[begin Dataset extract]

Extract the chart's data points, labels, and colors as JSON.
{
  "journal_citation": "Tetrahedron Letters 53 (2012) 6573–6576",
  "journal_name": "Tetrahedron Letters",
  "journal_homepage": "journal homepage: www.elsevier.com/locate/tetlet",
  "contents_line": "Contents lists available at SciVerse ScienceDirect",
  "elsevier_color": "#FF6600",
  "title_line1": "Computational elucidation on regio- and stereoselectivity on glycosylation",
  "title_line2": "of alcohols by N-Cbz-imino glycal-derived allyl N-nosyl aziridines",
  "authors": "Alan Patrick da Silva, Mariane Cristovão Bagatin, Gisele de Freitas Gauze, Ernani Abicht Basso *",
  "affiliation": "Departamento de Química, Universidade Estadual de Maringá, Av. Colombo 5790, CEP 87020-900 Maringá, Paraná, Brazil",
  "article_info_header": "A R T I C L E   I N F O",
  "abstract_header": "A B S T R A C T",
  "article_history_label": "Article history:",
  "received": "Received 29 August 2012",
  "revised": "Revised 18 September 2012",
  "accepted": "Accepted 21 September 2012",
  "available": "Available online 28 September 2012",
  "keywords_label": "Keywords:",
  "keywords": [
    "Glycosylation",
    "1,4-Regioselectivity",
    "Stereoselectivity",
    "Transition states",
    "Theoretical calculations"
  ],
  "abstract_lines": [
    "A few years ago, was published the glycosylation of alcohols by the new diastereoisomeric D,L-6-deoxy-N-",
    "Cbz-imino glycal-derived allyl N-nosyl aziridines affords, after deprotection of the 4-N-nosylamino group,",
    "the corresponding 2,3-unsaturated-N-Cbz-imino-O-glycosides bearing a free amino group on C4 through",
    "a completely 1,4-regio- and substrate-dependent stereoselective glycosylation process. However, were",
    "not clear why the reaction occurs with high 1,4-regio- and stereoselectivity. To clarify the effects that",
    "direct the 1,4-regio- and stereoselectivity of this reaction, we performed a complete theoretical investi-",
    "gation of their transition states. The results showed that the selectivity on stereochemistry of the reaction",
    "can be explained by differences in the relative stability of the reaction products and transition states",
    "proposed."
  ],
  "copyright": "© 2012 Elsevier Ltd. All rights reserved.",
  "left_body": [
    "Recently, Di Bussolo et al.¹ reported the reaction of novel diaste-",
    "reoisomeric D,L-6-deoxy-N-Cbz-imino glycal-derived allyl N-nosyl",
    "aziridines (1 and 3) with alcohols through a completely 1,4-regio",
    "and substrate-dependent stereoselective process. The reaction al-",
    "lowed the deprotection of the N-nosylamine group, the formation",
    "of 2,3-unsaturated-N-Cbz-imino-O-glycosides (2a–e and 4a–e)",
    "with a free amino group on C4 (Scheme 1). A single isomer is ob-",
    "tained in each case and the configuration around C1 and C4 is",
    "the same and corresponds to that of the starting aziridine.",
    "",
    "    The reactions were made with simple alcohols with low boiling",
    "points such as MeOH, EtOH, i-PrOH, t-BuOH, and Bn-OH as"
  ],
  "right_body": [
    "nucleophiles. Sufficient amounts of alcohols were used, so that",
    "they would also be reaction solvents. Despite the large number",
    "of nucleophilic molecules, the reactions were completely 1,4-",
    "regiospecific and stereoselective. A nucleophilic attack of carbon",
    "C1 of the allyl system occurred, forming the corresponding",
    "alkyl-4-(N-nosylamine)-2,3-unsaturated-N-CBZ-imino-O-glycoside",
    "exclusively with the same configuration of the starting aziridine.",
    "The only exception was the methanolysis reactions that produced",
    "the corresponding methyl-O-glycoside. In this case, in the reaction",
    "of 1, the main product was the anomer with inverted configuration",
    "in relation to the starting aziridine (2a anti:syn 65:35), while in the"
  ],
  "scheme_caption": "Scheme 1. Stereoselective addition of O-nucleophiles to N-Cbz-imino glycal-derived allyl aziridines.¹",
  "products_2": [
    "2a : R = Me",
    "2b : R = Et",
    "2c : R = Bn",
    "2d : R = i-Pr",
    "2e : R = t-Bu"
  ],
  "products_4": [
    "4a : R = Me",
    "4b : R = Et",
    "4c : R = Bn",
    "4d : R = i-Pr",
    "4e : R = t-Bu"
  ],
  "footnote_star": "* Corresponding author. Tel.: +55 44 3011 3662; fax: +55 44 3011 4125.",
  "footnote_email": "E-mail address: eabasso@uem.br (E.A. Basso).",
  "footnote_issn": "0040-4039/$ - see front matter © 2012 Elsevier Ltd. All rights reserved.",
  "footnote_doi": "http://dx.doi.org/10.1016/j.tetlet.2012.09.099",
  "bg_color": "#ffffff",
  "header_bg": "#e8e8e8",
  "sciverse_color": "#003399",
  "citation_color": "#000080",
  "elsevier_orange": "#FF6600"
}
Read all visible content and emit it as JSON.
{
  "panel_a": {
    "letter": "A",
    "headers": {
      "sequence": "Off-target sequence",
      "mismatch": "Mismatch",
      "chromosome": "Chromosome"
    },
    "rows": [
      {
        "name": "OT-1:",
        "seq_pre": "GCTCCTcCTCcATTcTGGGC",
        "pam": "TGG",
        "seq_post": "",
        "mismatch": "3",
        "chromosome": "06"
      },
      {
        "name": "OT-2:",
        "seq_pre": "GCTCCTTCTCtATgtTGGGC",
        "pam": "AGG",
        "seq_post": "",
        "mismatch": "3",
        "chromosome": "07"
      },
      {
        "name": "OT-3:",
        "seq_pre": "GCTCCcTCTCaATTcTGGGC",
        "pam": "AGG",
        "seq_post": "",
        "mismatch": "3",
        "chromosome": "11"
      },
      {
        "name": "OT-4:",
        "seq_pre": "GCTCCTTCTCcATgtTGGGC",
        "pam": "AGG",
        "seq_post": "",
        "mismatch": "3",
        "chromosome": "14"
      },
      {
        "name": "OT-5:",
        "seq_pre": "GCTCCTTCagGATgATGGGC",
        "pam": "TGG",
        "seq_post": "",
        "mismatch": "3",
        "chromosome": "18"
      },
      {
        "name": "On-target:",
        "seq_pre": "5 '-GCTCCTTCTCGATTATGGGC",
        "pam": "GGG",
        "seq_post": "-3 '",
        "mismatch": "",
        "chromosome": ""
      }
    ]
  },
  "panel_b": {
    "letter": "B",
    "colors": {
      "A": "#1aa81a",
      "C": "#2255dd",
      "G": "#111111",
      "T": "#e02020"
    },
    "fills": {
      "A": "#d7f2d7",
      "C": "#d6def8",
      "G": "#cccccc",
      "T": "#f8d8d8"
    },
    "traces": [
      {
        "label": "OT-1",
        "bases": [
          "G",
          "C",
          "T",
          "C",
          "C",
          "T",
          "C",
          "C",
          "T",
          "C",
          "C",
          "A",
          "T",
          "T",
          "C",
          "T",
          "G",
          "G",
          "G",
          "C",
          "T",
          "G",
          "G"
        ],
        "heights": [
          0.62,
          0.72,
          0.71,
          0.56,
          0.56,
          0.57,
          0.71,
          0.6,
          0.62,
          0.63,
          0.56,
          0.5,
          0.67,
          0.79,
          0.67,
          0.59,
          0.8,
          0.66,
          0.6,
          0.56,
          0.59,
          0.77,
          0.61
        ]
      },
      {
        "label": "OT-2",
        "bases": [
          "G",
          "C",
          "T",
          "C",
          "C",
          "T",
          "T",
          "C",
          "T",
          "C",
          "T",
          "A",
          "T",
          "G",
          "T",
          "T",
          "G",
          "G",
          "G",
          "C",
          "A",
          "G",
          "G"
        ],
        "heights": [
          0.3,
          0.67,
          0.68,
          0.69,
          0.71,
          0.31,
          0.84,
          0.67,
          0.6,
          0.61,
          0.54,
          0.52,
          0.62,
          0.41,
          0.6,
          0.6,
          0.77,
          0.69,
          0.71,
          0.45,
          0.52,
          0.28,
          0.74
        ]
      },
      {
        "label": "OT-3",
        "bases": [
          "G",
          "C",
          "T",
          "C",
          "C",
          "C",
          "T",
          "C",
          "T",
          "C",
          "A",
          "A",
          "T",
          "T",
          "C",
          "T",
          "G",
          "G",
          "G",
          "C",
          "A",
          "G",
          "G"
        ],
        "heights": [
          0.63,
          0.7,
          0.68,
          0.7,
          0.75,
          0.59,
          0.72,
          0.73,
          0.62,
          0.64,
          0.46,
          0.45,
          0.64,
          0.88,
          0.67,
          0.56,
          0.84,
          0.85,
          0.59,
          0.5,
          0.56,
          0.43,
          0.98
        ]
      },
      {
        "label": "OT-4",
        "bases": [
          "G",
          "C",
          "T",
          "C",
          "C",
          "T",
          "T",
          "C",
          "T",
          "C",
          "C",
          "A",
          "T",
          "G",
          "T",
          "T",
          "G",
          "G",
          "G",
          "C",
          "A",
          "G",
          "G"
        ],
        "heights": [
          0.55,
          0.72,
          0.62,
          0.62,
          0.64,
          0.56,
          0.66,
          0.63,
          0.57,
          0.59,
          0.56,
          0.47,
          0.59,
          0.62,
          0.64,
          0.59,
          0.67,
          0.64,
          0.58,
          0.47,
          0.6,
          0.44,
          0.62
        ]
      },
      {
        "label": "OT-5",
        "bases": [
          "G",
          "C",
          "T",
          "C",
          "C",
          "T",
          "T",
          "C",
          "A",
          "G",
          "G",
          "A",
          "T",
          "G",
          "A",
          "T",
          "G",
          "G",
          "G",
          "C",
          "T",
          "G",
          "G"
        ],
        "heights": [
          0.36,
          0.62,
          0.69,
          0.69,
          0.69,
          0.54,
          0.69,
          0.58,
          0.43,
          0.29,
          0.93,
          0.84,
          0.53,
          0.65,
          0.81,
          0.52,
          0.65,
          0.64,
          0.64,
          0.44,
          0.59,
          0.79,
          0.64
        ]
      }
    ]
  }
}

[end Dataset extract]

**Instruction**
Check each line above for the string "imino", then copy the ones that have it.

**Exercise output**
  "title_line2": "of alcohols by N-Cbz-imino glycal-derived allyl N-nosyl aziridines",
    "Cbz-imino glycal-derived allyl N-nosyl aziridines affords, after deprotection of the 4-N-nosylamino group,",
    "the corresponding 2,3-unsaturated-N-Cbz-imino-O-glycosides bearing a free amino group on C4 through",
    "reoisomeric D,L-6-deoxy-N-Cbz-imino glycal-derived allyl N-nosyl",
    "of 2,3-unsaturated-N-Cbz-imino-O-glycosides (2a–e and 4a–e)",
    "alkyl-4-(N-nosylamine)-2,3-unsaturated-N-CBZ-imino-O-glycoside",
  "scheme_caption": "Scheme 1. Stereoselective addition of O-nucleophiles to N-Cbz-imino glycal-derived allyl aziridines.¹",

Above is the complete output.